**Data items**

———

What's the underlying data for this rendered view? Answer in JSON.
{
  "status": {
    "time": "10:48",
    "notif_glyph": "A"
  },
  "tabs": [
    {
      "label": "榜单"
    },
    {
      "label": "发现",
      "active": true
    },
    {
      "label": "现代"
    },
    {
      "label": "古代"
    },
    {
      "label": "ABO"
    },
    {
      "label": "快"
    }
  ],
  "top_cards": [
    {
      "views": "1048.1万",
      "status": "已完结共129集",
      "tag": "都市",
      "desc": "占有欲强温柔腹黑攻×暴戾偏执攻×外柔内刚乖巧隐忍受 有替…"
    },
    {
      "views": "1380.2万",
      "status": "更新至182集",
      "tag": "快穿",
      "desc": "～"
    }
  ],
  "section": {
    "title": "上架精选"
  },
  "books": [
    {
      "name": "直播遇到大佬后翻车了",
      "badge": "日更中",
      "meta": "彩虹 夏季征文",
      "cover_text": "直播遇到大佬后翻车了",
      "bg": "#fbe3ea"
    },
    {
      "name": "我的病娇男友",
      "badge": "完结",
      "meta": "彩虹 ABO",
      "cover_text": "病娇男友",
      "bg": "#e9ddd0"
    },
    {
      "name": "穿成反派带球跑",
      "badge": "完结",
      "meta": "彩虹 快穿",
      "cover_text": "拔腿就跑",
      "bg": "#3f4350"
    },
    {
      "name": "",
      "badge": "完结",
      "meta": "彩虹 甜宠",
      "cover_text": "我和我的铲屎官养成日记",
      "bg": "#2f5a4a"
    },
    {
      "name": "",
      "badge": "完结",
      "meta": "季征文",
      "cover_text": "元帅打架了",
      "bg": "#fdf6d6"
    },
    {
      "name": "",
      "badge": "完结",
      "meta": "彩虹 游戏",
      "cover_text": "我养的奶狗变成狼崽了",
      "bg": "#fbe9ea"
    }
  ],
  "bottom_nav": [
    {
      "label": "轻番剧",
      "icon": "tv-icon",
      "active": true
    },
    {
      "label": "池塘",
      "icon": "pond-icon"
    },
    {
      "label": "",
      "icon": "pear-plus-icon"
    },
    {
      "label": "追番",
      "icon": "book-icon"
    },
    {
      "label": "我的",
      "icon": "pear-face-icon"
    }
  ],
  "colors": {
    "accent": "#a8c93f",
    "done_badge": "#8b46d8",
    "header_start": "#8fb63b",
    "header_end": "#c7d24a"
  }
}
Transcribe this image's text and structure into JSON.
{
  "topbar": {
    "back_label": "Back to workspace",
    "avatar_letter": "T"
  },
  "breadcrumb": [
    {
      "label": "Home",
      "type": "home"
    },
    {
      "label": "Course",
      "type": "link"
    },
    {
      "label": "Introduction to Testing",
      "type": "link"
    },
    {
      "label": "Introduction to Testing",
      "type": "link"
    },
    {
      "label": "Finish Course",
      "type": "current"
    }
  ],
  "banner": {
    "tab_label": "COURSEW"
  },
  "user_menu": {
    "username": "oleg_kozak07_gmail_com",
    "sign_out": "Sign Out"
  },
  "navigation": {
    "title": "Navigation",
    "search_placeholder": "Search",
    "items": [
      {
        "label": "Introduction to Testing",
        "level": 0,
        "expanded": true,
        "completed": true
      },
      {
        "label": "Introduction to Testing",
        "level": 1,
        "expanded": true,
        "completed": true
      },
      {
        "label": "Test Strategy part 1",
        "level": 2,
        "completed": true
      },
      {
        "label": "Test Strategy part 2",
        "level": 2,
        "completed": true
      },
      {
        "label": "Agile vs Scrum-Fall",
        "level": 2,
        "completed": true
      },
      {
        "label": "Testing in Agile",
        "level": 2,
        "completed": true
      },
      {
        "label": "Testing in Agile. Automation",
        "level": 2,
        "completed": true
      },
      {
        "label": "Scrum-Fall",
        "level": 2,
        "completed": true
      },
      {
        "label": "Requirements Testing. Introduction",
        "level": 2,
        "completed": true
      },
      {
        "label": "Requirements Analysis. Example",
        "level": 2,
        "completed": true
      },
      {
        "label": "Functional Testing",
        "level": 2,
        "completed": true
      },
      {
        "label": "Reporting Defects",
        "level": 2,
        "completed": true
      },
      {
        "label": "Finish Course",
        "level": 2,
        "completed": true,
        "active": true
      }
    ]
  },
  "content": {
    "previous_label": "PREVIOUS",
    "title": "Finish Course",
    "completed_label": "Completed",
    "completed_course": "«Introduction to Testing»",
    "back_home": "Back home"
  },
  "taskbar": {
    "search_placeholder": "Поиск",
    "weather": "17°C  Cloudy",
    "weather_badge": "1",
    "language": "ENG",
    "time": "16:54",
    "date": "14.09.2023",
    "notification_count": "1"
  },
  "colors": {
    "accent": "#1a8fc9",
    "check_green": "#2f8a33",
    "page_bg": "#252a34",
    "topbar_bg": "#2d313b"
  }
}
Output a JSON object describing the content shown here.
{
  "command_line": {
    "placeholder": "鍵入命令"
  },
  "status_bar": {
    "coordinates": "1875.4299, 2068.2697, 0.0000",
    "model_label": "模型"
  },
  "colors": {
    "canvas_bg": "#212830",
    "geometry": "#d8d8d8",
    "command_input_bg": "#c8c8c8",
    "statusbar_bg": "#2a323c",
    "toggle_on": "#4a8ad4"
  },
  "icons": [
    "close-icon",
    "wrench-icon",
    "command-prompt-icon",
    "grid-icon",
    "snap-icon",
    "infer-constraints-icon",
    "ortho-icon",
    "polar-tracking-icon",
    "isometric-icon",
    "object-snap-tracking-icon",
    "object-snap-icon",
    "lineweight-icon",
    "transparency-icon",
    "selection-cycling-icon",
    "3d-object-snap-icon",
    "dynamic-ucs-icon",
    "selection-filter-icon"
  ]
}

———

**Exercise aim**
Find the line that contains "Output a JSON" in the listing above. Retype it and every line after it up to the last, exactly, and nothing else.

**In response**
Output a JSON object describing the content shown here.
{
  "command_line": {
    "placeholder": "鍵入命令"
  },
  "status_bar": {
    "coordinates": "1875.4299, 2068.2697, 0.0000",
    "model_label": "模型"
  },
  "colors": {
    "canvas_bg": "#212830",
    "geometry": "#d8d8d8",
    "command_input_bg": "#c8c8c8",
    "statusbar_bg": "#2a323c",
    "toggle_on": "#4a8ad4"
  },
  "icons": [
    "close-icon",
    "wrench-icon",
    "command-prompt-icon",
    "grid-icon",
    "snap-icon",
    "infer-constraints-icon",
    "ortho-icon",
    "polar-tracking-icon",
    "isometric-icon",
    "object-snap-tracking-icon",
    "object-snap-icon",
    "lineweight-icon",
    "transparency-icon",
    "selection-cycling-icon",
    "3d-object-snap-icon",
    "dynamic-ucs-icon",
    "selection-filter-icon"
  ]
}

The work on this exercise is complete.